# Records for this task

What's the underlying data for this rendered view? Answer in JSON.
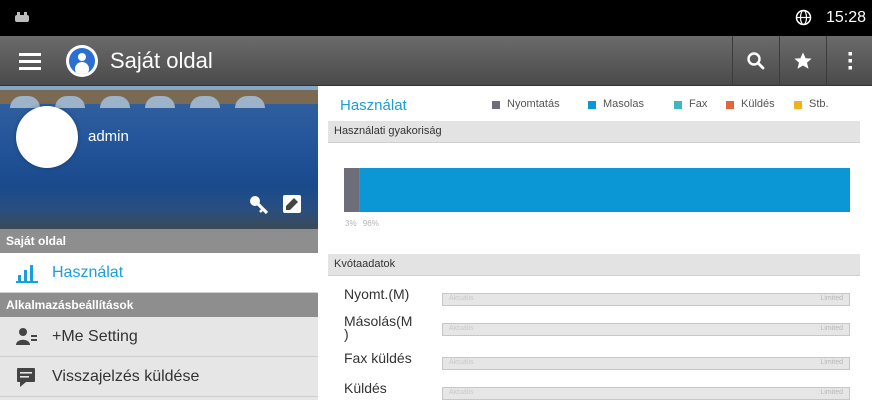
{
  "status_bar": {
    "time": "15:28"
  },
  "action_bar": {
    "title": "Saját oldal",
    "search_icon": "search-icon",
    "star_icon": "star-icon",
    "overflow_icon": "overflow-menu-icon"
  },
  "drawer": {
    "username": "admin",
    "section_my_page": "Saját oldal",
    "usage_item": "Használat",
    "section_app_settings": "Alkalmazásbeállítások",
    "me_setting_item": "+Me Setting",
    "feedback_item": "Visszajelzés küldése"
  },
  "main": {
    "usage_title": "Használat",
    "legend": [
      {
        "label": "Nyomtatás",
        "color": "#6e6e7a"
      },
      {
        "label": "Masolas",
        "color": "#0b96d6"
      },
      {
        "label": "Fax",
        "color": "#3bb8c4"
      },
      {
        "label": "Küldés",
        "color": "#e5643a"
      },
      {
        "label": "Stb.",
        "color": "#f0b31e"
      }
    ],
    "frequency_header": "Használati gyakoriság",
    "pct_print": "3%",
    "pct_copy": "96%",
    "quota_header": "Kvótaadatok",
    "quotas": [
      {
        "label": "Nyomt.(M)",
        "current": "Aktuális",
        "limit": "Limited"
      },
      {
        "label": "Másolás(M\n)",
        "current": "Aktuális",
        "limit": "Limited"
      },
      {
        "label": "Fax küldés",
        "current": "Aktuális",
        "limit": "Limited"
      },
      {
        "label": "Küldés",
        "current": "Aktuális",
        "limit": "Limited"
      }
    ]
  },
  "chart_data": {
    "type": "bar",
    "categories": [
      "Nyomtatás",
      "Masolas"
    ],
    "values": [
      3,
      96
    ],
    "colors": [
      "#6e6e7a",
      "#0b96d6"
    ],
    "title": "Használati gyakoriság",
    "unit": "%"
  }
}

---

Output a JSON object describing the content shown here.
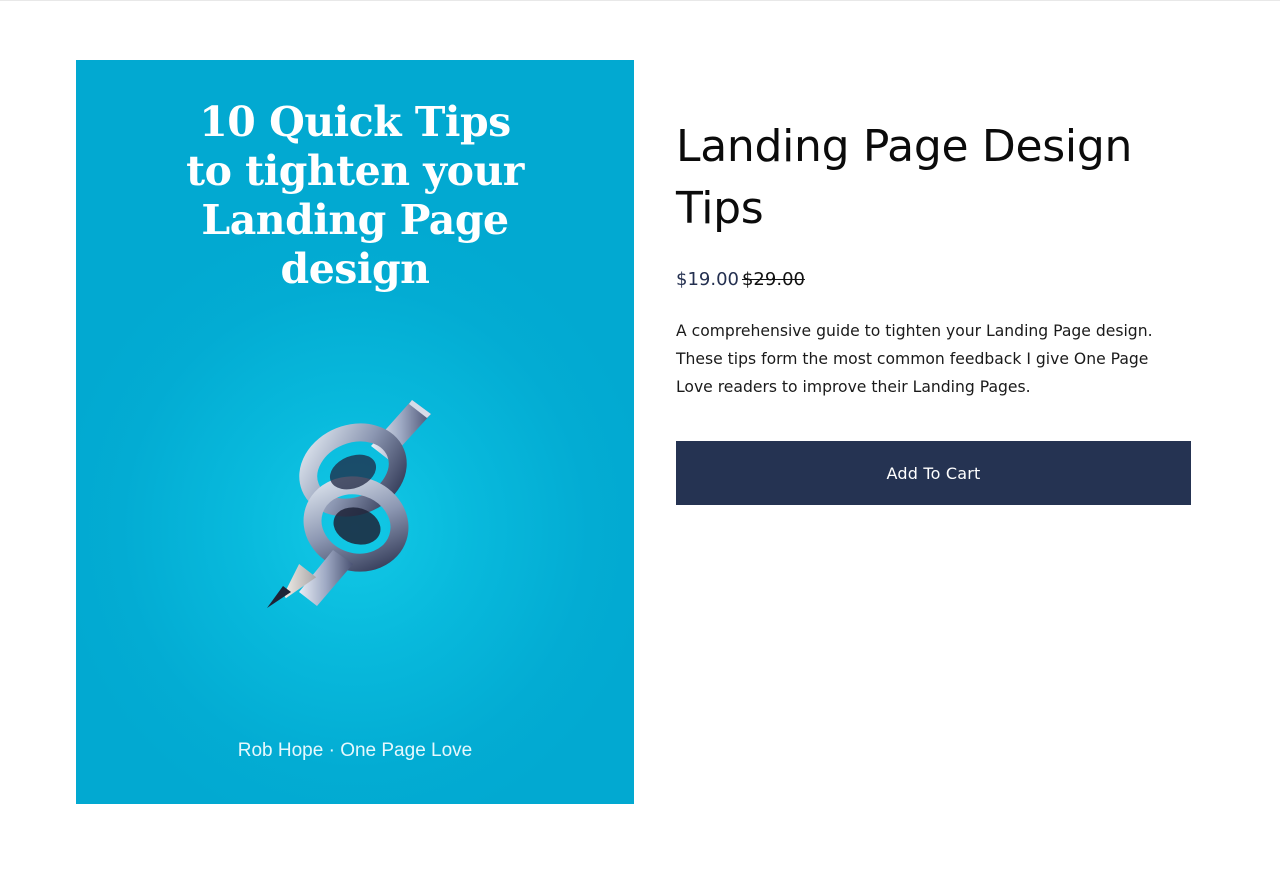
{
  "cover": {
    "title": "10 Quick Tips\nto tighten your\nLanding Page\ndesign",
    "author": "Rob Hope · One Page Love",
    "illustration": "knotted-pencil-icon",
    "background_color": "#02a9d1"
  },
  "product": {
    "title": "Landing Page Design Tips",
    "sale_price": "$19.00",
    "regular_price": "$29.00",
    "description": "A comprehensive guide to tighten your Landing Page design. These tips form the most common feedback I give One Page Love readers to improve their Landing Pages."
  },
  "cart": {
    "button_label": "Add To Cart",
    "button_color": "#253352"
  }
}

* * *

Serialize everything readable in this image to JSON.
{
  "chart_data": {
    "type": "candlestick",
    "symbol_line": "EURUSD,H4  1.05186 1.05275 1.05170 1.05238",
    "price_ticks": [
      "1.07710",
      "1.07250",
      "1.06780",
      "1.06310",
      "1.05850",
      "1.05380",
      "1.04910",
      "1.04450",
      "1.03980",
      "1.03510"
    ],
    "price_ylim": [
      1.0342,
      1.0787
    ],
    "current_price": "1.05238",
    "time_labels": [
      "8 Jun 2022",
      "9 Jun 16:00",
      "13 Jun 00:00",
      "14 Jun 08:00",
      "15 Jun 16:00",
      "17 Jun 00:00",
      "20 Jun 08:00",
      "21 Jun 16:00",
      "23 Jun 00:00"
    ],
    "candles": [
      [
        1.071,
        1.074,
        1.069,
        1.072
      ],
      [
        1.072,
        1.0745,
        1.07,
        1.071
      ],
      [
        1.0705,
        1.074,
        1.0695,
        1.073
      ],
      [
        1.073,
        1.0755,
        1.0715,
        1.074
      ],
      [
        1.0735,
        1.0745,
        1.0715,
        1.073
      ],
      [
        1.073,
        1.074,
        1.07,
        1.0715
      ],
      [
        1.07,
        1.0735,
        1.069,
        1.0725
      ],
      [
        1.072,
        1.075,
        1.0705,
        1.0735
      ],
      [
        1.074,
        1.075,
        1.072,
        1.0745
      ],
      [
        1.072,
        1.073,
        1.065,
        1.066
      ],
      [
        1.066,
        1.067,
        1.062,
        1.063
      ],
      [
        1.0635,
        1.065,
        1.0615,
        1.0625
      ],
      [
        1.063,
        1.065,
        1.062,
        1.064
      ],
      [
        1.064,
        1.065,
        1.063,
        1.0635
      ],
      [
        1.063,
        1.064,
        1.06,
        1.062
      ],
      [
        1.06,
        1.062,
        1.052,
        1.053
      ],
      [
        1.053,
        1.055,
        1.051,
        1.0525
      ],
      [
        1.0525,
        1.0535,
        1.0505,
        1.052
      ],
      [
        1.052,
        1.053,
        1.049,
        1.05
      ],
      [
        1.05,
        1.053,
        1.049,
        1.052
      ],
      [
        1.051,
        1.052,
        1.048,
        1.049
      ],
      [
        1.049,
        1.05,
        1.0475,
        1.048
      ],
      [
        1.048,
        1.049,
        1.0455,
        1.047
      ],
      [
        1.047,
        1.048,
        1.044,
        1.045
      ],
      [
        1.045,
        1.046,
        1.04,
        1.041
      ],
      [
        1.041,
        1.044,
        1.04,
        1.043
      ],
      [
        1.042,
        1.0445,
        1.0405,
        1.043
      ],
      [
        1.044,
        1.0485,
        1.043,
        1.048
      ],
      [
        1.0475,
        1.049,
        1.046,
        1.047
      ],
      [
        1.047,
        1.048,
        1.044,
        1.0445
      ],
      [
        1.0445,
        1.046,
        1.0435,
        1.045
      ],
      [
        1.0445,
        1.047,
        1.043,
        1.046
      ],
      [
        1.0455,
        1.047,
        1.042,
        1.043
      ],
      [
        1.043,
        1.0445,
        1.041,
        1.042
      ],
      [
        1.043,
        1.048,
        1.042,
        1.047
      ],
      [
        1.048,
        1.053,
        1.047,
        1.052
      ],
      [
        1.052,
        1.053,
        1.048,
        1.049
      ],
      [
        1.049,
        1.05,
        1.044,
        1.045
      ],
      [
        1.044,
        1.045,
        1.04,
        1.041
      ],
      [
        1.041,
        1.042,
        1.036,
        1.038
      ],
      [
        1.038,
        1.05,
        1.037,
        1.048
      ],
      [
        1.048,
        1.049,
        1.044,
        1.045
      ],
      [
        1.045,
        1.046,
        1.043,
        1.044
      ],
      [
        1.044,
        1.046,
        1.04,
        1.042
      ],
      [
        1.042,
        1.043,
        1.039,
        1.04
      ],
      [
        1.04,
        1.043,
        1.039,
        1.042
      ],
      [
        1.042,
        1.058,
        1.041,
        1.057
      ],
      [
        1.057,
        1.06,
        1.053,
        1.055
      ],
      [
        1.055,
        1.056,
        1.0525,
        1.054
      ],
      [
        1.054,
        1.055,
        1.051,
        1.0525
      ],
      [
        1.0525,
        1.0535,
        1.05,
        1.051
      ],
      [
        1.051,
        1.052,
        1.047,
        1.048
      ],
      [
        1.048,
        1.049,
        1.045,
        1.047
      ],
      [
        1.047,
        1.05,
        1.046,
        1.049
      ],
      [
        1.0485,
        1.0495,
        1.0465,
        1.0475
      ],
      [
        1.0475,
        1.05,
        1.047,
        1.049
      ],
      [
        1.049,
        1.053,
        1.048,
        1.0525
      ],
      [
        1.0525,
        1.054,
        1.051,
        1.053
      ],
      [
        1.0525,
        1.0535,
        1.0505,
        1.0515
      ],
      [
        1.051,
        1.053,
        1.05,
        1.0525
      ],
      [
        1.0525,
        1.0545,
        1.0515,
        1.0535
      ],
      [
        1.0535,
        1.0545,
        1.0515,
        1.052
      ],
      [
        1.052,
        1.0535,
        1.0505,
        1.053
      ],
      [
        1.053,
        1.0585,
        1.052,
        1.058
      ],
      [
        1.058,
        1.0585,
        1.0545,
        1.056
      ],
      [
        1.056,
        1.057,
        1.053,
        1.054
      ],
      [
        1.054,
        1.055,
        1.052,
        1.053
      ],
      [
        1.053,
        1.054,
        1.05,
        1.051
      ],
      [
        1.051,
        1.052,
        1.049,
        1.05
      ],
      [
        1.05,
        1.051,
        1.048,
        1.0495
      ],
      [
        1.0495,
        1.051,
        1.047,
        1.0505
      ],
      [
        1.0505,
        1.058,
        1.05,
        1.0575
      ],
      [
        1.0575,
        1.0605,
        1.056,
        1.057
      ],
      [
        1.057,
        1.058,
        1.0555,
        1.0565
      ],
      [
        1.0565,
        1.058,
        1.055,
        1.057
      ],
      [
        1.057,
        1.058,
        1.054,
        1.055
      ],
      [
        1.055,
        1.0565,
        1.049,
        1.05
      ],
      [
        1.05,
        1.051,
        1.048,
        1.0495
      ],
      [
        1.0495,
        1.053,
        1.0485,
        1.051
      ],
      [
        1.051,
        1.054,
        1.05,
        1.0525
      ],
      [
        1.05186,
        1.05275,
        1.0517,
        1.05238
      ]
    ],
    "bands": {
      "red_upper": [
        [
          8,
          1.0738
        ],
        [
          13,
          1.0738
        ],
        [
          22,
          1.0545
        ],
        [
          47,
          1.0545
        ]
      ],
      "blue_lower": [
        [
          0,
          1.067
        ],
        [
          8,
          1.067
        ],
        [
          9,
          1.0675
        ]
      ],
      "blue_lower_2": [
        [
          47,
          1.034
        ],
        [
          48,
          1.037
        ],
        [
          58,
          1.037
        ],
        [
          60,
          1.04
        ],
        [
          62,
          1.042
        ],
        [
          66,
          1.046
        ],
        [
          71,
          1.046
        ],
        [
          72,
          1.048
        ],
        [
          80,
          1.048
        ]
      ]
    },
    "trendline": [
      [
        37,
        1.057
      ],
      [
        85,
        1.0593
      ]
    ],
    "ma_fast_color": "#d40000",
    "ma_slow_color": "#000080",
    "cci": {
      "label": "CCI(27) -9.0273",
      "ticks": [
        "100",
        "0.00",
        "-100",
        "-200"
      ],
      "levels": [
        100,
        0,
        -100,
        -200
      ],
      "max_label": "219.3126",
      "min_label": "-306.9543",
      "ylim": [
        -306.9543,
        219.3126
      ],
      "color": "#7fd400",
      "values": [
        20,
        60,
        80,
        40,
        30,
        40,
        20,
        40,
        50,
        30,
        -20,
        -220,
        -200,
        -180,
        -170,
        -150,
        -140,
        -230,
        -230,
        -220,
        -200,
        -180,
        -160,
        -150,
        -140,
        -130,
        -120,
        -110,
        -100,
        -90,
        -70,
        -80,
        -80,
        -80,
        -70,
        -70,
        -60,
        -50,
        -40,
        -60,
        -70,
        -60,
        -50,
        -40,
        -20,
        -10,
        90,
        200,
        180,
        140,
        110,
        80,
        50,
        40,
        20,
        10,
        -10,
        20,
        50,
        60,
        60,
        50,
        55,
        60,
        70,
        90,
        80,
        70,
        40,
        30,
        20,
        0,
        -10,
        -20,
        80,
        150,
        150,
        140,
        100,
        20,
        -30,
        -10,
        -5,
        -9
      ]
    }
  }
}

# Problem to work on
Each line with the string "gyakoriság" in it needs to be found and copied.

# Solution to this exercise
    "frequency_header": "Használati gyakoriság",
    "title": "Használati gyakoriság",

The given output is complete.